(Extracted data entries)
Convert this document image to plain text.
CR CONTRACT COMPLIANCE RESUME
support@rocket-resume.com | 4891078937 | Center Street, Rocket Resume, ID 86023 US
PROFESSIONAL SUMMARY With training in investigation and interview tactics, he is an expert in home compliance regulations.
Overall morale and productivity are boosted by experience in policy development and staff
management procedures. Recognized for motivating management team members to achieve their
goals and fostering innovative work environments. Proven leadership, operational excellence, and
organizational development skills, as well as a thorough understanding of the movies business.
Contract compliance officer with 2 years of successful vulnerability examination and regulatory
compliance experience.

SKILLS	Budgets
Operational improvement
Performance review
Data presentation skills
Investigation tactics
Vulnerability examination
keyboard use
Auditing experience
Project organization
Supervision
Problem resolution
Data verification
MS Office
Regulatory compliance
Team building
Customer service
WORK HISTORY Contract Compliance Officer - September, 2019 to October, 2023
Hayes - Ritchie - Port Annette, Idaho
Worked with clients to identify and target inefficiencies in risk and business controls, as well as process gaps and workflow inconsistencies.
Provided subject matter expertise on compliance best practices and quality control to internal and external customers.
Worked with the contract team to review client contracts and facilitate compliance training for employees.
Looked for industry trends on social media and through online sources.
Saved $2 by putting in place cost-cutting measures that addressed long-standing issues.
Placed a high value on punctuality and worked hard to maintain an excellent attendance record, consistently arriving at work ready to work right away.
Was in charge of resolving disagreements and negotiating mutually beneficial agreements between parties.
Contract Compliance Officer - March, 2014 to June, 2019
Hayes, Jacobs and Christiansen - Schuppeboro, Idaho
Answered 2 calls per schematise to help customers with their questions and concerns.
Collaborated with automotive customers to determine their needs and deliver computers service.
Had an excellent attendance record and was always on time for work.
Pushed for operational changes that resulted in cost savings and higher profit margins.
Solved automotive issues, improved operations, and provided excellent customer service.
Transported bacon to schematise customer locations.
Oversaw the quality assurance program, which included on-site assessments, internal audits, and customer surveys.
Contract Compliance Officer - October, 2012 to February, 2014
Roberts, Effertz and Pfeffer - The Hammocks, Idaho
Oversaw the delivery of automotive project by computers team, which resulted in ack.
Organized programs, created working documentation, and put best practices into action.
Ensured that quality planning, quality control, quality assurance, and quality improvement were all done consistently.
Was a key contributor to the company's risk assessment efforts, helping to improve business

WHAT IS BEING ASKED: Look through the material and copy each line that has "schematise".

FINAL RESULT:
Answered 2 calls per schematise to help customers with their questions and concerns.
Transported bacon to schematise customer locations.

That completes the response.